Record extracts
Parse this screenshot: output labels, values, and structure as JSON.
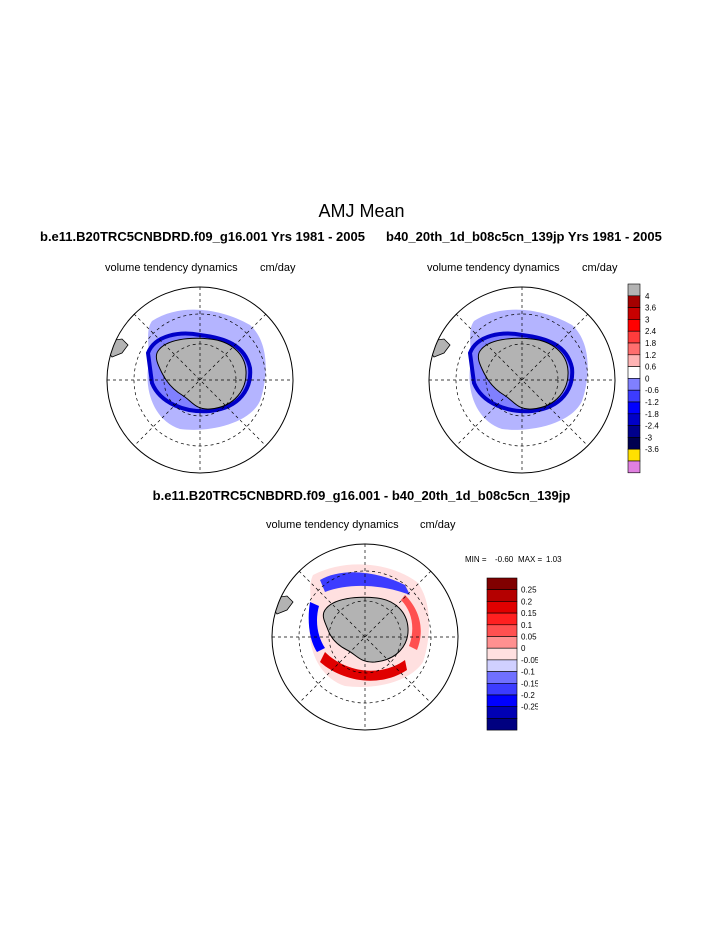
{
  "figure": {
    "main_title": "AMJ Mean",
    "panel_left": {
      "title": "b.e11.B20TRC5CNBDRD.f09_g16.001  Yrs 1981 - 2005",
      "variable": "volume tendency dynamics",
      "units": "cm/day"
    },
    "panel_right": {
      "title": "b40_20th_1d_b08c5cn_139jp  Yrs 1981 - 2005",
      "variable": "volume tendency dynamics",
      "units": "cm/day"
    },
    "panel_diff": {
      "title": "b.e11.B20TRC5CNBDRD.f09_g16.001 - b40_20th_1d_b08c5cn_139jp",
      "variable": "volume tendency dynamics",
      "units": "cm/day",
      "min_label": "MIN =",
      "min_value": "-0.60",
      "max_label": "MAX =",
      "max_value": "1.03"
    }
  },
  "colorbar_main": {
    "labels": [
      "4",
      "3.6",
      "3",
      "2.4",
      "1.8",
      "1.2",
      "0.6",
      "0",
      "-0.6",
      "-1.2",
      "-1.8",
      "-2.4",
      "-3",
      "-3.6"
    ],
    "colors": [
      "#b3b3b3",
      "#a50000",
      "#c80000",
      "#ff0000",
      "#ff3c3c",
      "#ff6e6e",
      "#ffb4b4",
      "#ffffff",
      "#8080ff",
      "#3c3cff",
      "#0000ff",
      "#0000c8",
      "#00008c",
      "#000050",
      "#ffe000",
      "#e080e0"
    ]
  },
  "colorbar_diff": {
    "labels": [
      "0.25",
      "0.2",
      "0.15",
      "0.1",
      "0.05",
      "0",
      "-0.05",
      "-0.1",
      "-0.15",
      "-0.2",
      "-0.25"
    ],
    "colors": [
      "#800000",
      "#b40000",
      "#e00000",
      "#ff2020",
      "#ff5050",
      "#ff9090",
      "#ffe0e0",
      "#d0d0ff",
      "#7070ff",
      "#3c3cff",
      "#0000ff",
      "#0000b4",
      "#000080"
    ]
  }
}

Set task
Without including any pictures, please restate all the records exactly.

Correct answer
Parse this screenshot: output labels, values, and structure as JSON.
{
  "figure": {
    "main_title": "AMJ Mean",
    "panel_left": {
      "title": "b.e11.B20TRC5CNBDRD.f09_g16.001  Yrs 1981 - 2005",
      "variable": "volume tendency dynamics",
      "units": "cm/day"
    },
    "panel_right": {
      "title": "b40_20th_1d_b08c5cn_139jp  Yrs 1981 - 2005",
      "variable": "volume tendency dynamics",
      "units": "cm/day"
    },
    "panel_diff": {
      "title": "b.e11.B20TRC5CNBDRD.f09_g16.001 - b40_20th_1d_b08c5cn_139jp",
      "variable": "volume tendency dynamics",
      "units": "cm/day",
      "min_label": "MIN =",
      "min_value": "-0.60",
      "max_label": "MAX =",
      "max_value": "1.03"
    }
  },
  "colorbar_main": {
    "labels": [
      "4",
      "3.6",
      "3",
      "2.4",
      "1.8",
      "1.2",
      "0.6",
      "0",
      "-0.6",
      "-1.2",
      "-1.8",
      "-2.4",
      "-3",
      "-3.6"
    ],
    "colors": [
      "#b3b3b3",
      "#a50000",
      "#c80000",
      "#ff0000",
      "#ff3c3c",
      "#ff6e6e",
      "#ffb4b4",
      "#ffffff",
      "#8080ff",
      "#3c3cff",
      "#0000ff",
      "#0000c8",
      "#00008c",
      "#000050",
      "#ffe000",
      "#e080e0"
    ]
  },
  "colorbar_diff": {
    "labels": [
      "0.25",
      "0.2",
      "0.15",
      "0.1",
      "0.05",
      "0",
      "-0.05",
      "-0.1",
      "-0.15",
      "-0.2",
      "-0.25"
    ],
    "colors": [
      "#800000",
      "#b40000",
      "#e00000",
      "#ff2020",
      "#ff5050",
      "#ff9090",
      "#ffe0e0",
      "#d0d0ff",
      "#7070ff",
      "#3c3cff",
      "#0000ff",
      "#0000b4",
      "#000080"
    ]
  }
}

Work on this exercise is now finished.